*EXERCISE AIM*. The data below should be printed in full, exactly, and without any of its images.

*TASK DATA*.
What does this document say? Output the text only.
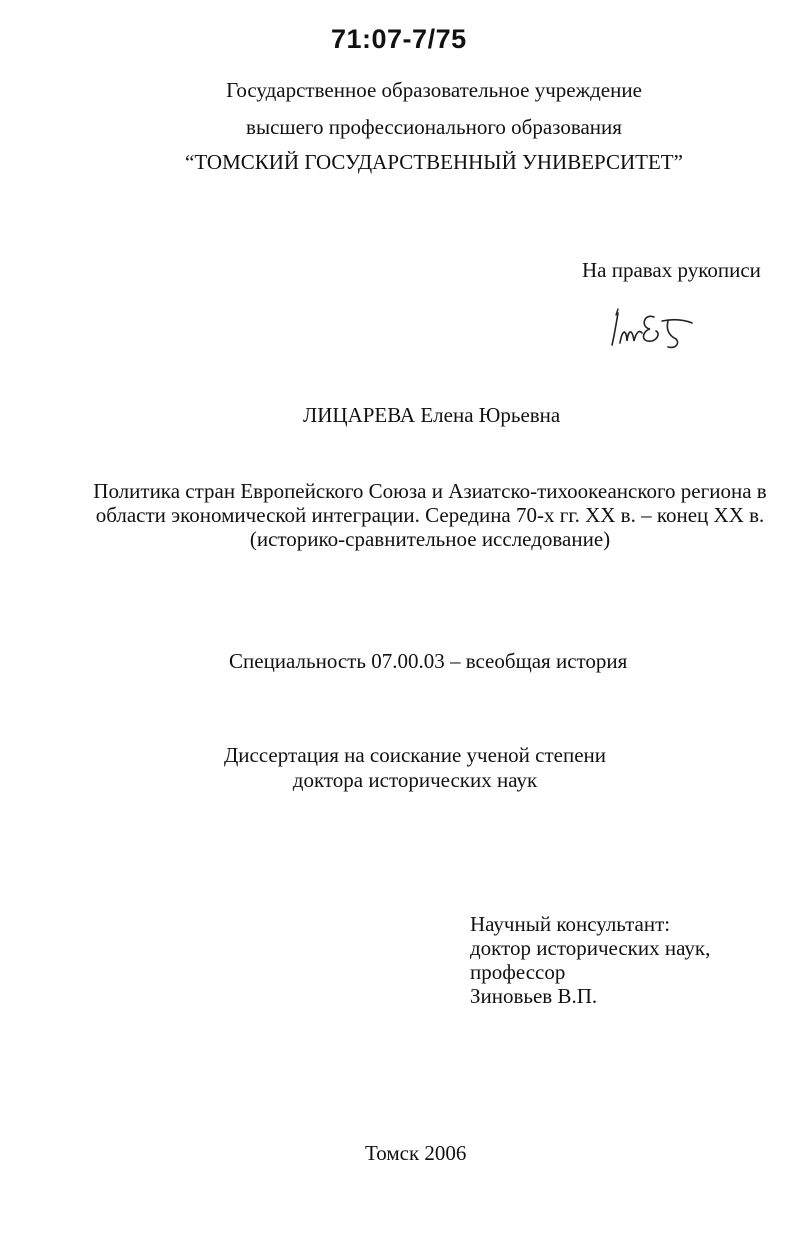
71:07-7/75
Государственное образовательное учреждение
высшего профессионального образования
“ТОМСКИЙ ГОСУДАРСТВЕННЫЙ УНИВЕРСИТЕТ”
На правах рукописи
ЛИЦАРЕВА Елена Юрьевна
Политика стран Европейского Союза и Азиатско-тихоокеанского региона в
области экономической интеграции. Середина 70-х гг. XX в. – конец XX в.
(историко-сравнительное исследование)
Специальность 07.00.03 – всеобщая история
Диссертация на соискание ученой степени
доктора исторических наук
Научный консультант:
доктор исторических наук,
профессор
Зиновьев В.П.
Томск 2006
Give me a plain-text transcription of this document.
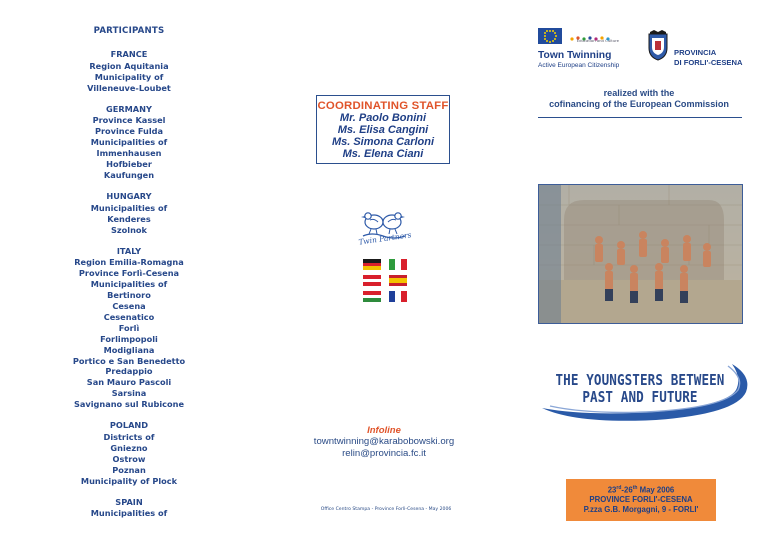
PARTICIPANTS
FRANCE
Region Aquitania
Municipality of
Villeneuve-Loubet
GERMANY
Province Kassel
Province Fulda
Municipalities of
Immenhausen
Hofbieber
Kaufungen
HUNGARY
Municipalities of
Kenderes
Szolnok
ITALY
Region Emilia-Romagna
Province Forlì-Cesena
Municipalities of
Bertinoro
Cesena
Cesenatico
Forlì
Forlimpopoli
Modigliana
Portico e San Benedetto
Predappio
San Mauro Pascoli
Sarsina
Savignano sul Rubicone
POLAND
Districts of
Gniezno
Ostrow
Poznan
Municipality of Plock
SPAIN
Municipalities of
COORDINATING STAFF
Mr. Paolo Bonini
Ms. Elisa Cangini
Ms. Simona Carloni
Ms. Elena Ciani
Twin Partners
Infoline
towntwinning@karabobowski.org
relin@provincia.fc.it
Office Centro Stampa - Province Forlì-Cesena - May 2006
Education and Culture
Town Twinning
Active European Citizenship
PROVINCIA
DI FORLI'-CESENA
realized with the
cofinancing of the European Commission
THE YOUNGSTERS BETWEEN
PAST AND FUTURE
23rd-26th May 2006
PROVINCE FORLI'-CESENA
P.zza G.B. Morgagni, 9 - FORLI'
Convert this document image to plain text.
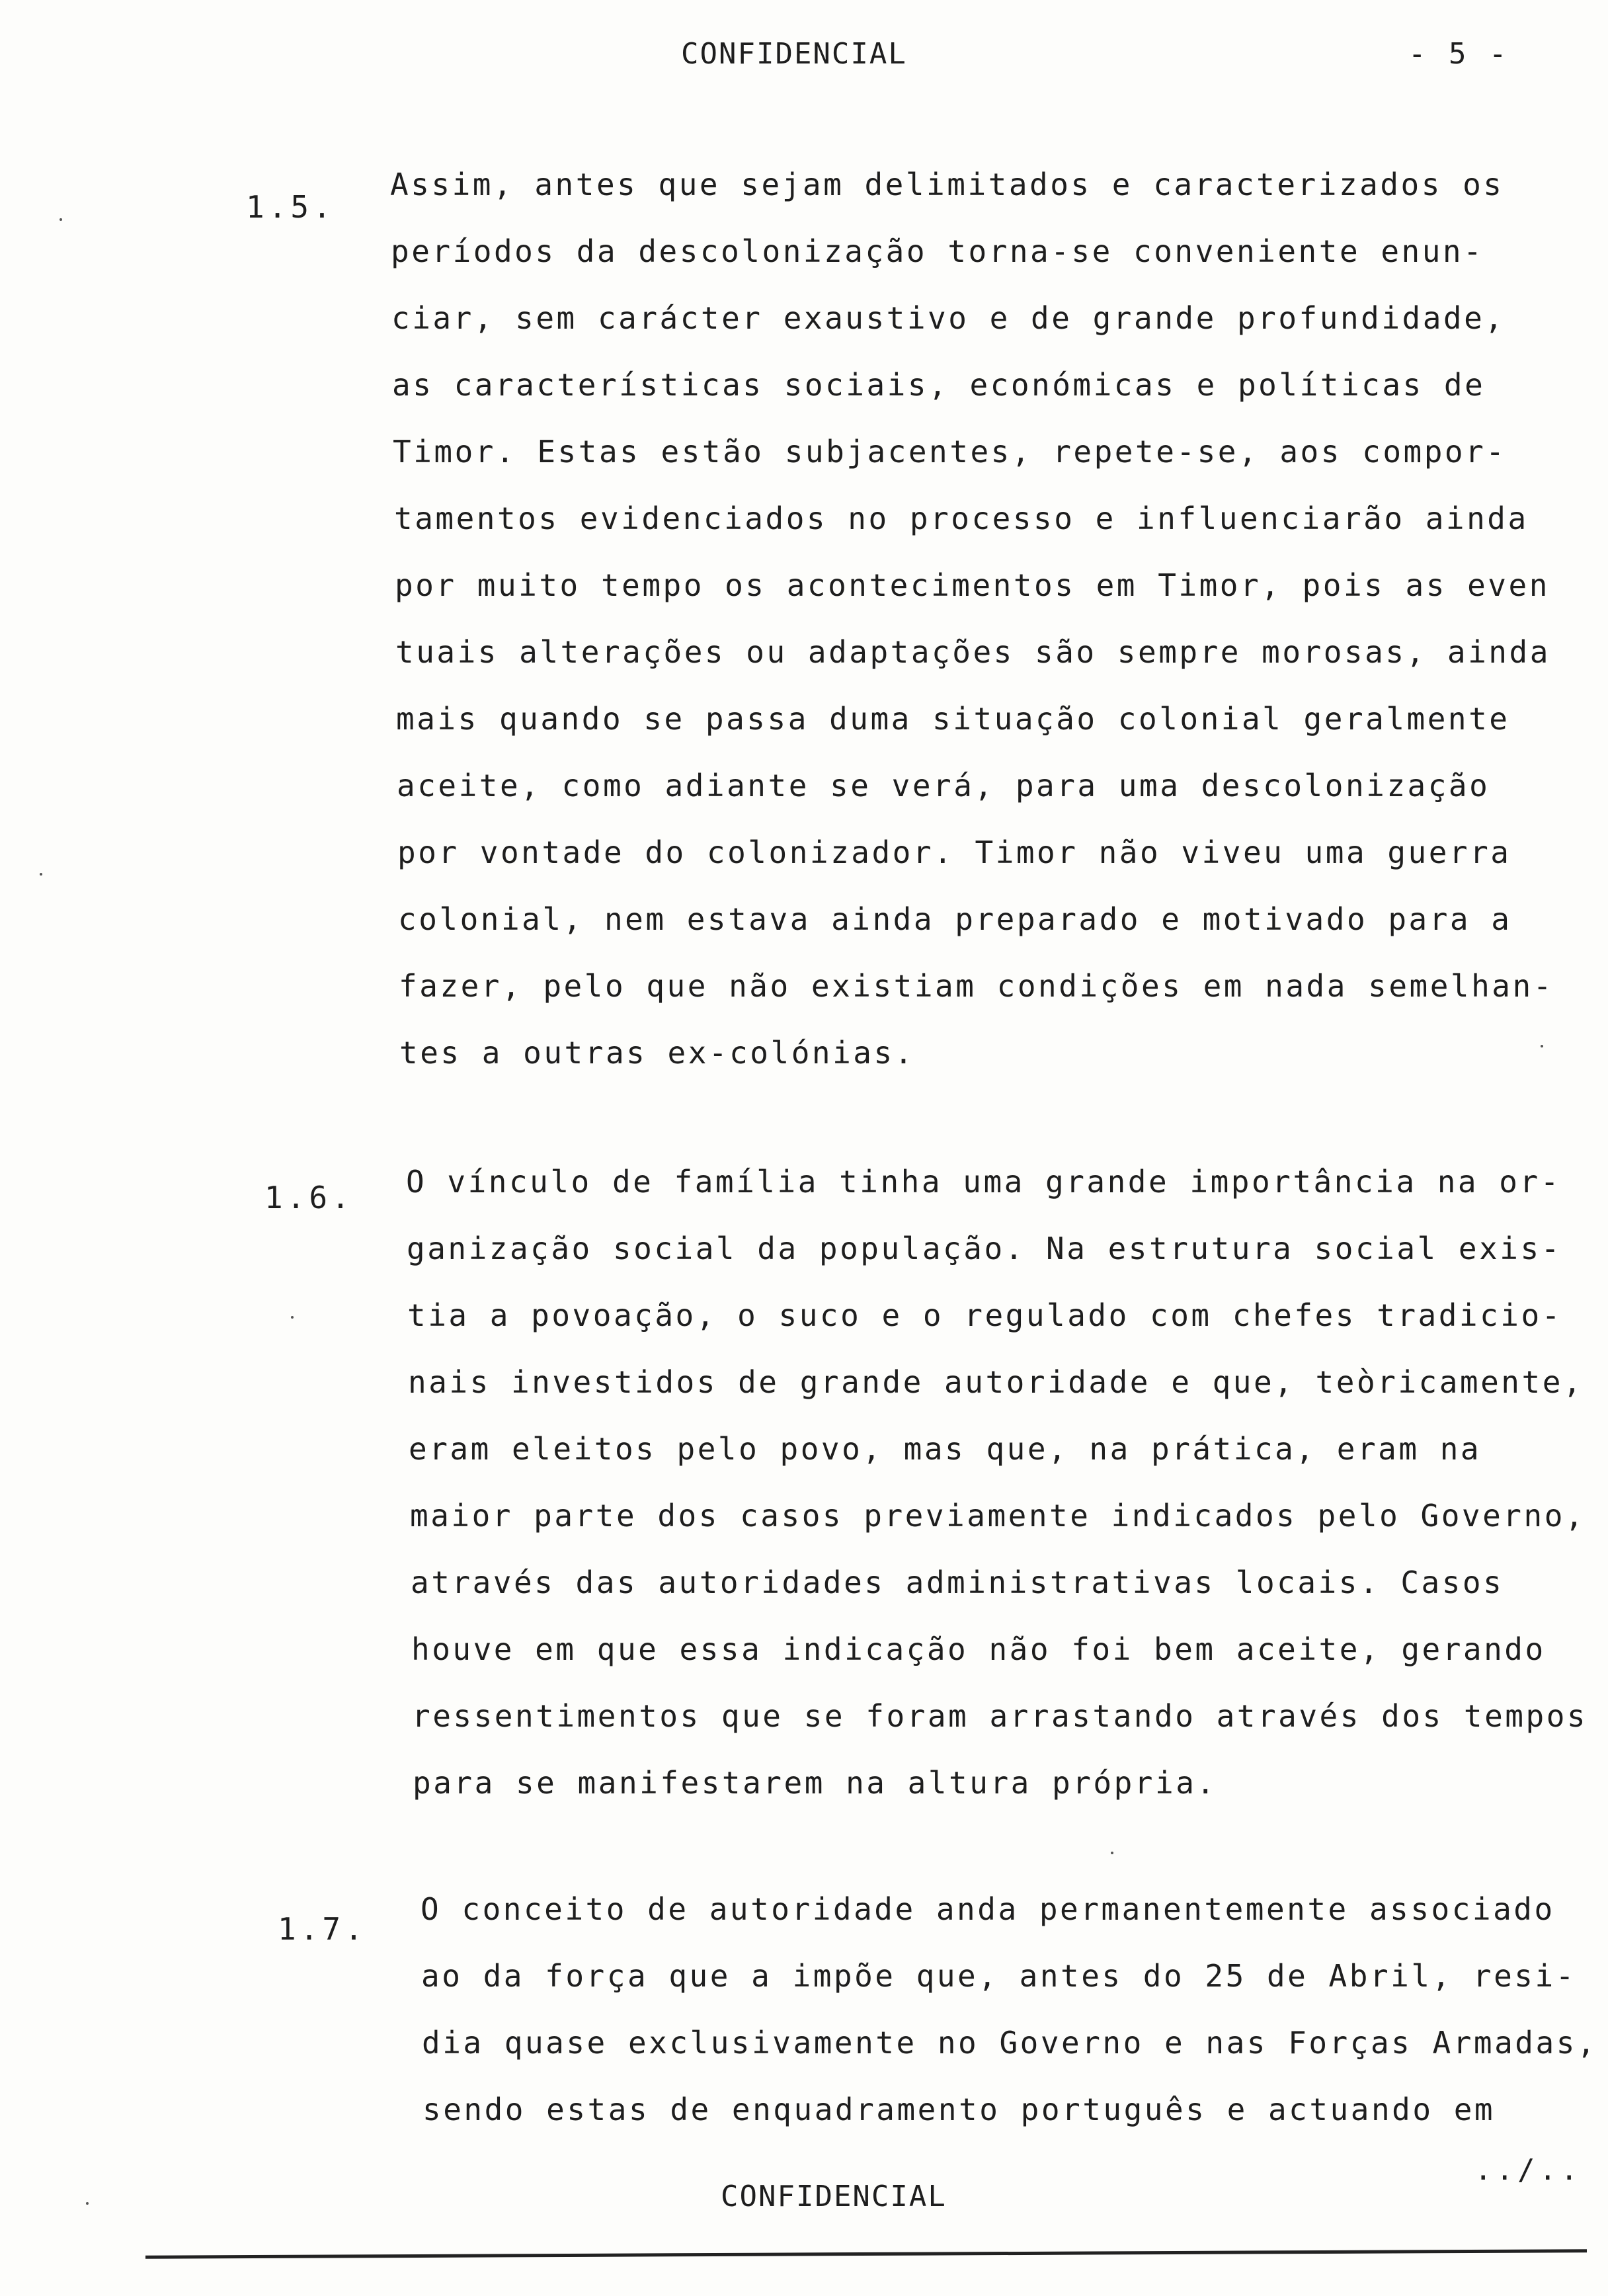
CONFIDENCIAL	- 5 -
1.5.
Assim, antes que sejam delimitados e caracterizados os
períodos da descolonização torna-se conveniente enun-
ciar, sem carácter exaustivo e de grande profundidade,
as características sociais, económicas e políticas de
Timor. Estas estão subjacentes, repete-se, aos compor-
tamentos evidenciados no processo e influenciarão ainda
por muito tempo os acontecimentos em Timor, pois as even
tuais alterações ou adaptações são sempre morosas, ainda
mais quando se passa duma situação colonial geralmente
aceite, como adiante se verá, para uma descolonização
por vontade do colonizador. Timor não viveu uma guerra
colonial, nem estava ainda preparado e motivado para a
fazer, pelo que não existiam condições em nada semelhan-
tes a outras ex-colónias.
1.6. O vínculo de família tinha uma grande importância na or-
ganização social da população. Na estrutura social exis-
tia a povoação, o suco e o regulado com chefes tradicio-
nais investidos de grande autoridade e que, teòricamente,
eram eleitos pelo povo, mas que, na prática, eram na
maior parte dos casos previamente indicados pelo Governo,
através das autoridades administrativas locais. Casos
houve em que essa indicação não foi bem aceite, gerando
ressentimentos que se foram arrastando através dos tempos
para se manifestarem na altura própria.
1.7.
O conceito de autoridade anda permanentemente associado
ao da força que a impõe que, antes do 25 de Abril, resi-
dia quase exclusivamente no Governo e nas Forças Armadas,
sendo estas de enquadramento português e actuando em
../..
CONFIDENCIAL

*SOLUTION TO THE EXERCISE*.
What does this document say? Output the text only.
71:07-7/75
Государственное образовательное учреждение
высшего профессионального образования
“ТОМСКИЙ ГОСУДАРСТВЕННЫЙ УНИВЕРСИТЕТ”
На правах рукописи
ЛИЦАРЕВА Елена Юрьевна
Политика стран Европейского Союза и Азиатско-тихоокеанского региона в
области экономической интеграции. Середина 70-х гг. XX в. – конец XX в.
(историко-сравнительное исследование)
Специальность 07.00.03 – всеобщая история
Диссертация на соискание ученой степени
доктора исторических наук
Научный консультант:
доктор исторических наук,
профессор
Зиновьев В.П.
Томск 2006
Give me a plain-text transcription of this document.
PARTICIPANTS
FRANCE
Region Aquitania
Municipality of
Villeneuve-Loubet
GERMANY
Province Kassel
Province Fulda
Municipalities of
Immenhausen
Hofbieber
Kaufungen
HUNGARY
Municipalities of
Kenderes
Szolnok
ITALY
Region Emilia-Romagna
Province Forlì-Cesena
Municipalities of
Bertinoro
Cesena
Cesenatico
Forlì
Forlimpopoli
Modigliana
Portico e San Benedetto
Predappio
San Mauro Pascoli
Sarsina
Savignano sul Rubicone
POLAND
Districts of
Gniezno
Ostrow
Poznan
Municipality of Plock
SPAIN
Municipalities of
COORDINATING STAFF
Mr. Paolo Bonini
Ms. Elisa Cangini
Ms. Simona Carloni
Ms. Elena Ciani
Twin Partners
Infoline
towntwinning@karabobowski.org
relin@provincia.fc.it
Office Centro Stampa - Province Forlì-Cesena - May 2006
Education and Culture
Town Twinning
Active European Citizenship
PROVINCIA
DI FORLI'-CESENA
realized with the
cofinancing of the European Commission
THE YOUNGSTERS BETWEEN
PAST AND FUTURE
23rd-26th May 2006
PROVINCE FORLI'-CESENA
P.zza G.B. Morgagni, 9 - FORLI'
Convert this document image to plain text.
CONFIDENCIAL	- 5 -
1.5.
Assim, antes que sejam delimitados e caracterizados os
períodos da descolonização torna-se conveniente enun-
ciar, sem carácter exaustivo e de grande profundidade,
as características sociais, económicas e políticas de
Timor. Estas estão subjacentes, repete-se, aos compor-
tamentos evidenciados no processo e influenciarão ainda
por muito tempo os acontecimentos em Timor, pois as even
tuais alterações ou adaptações são sempre morosas, ainda
mais quando se passa duma situação colonial geralmente
aceite, como adiante se verá, para uma descolonização
por vontade do colonizador. Timor não viveu uma guerra
colonial, nem estava ainda preparado e motivado para a
fazer, pelo que não existiam condições em nada semelhan-
tes a outras ex-colónias.
1.6. O vínculo de família tinha uma grande importância na or-
ganização social da população. Na estrutura social exis-
tia a povoação, o suco e o regulado com chefes tradicio-
nais investidos de grande autoridade e que, teòricamente,
eram eleitos pelo povo, mas que, na prática, eram na
maior parte dos casos previamente indicados pelo Governo,
através das autoridades administrativas locais. Casos
houve em que essa indicação não foi bem aceite, gerando
ressentimentos que se foram arrastando através dos tempos
para se manifestarem na altura própria.
1.7.
O conceito de autoridade anda permanentemente associado
ao da força que a impõe que, antes do 25 de Abril, resi-
dia quase exclusivamente no Governo e nas Forças Armadas,
sendo estas de enquadramento português e actuando em
../..
CONFIDENCIAL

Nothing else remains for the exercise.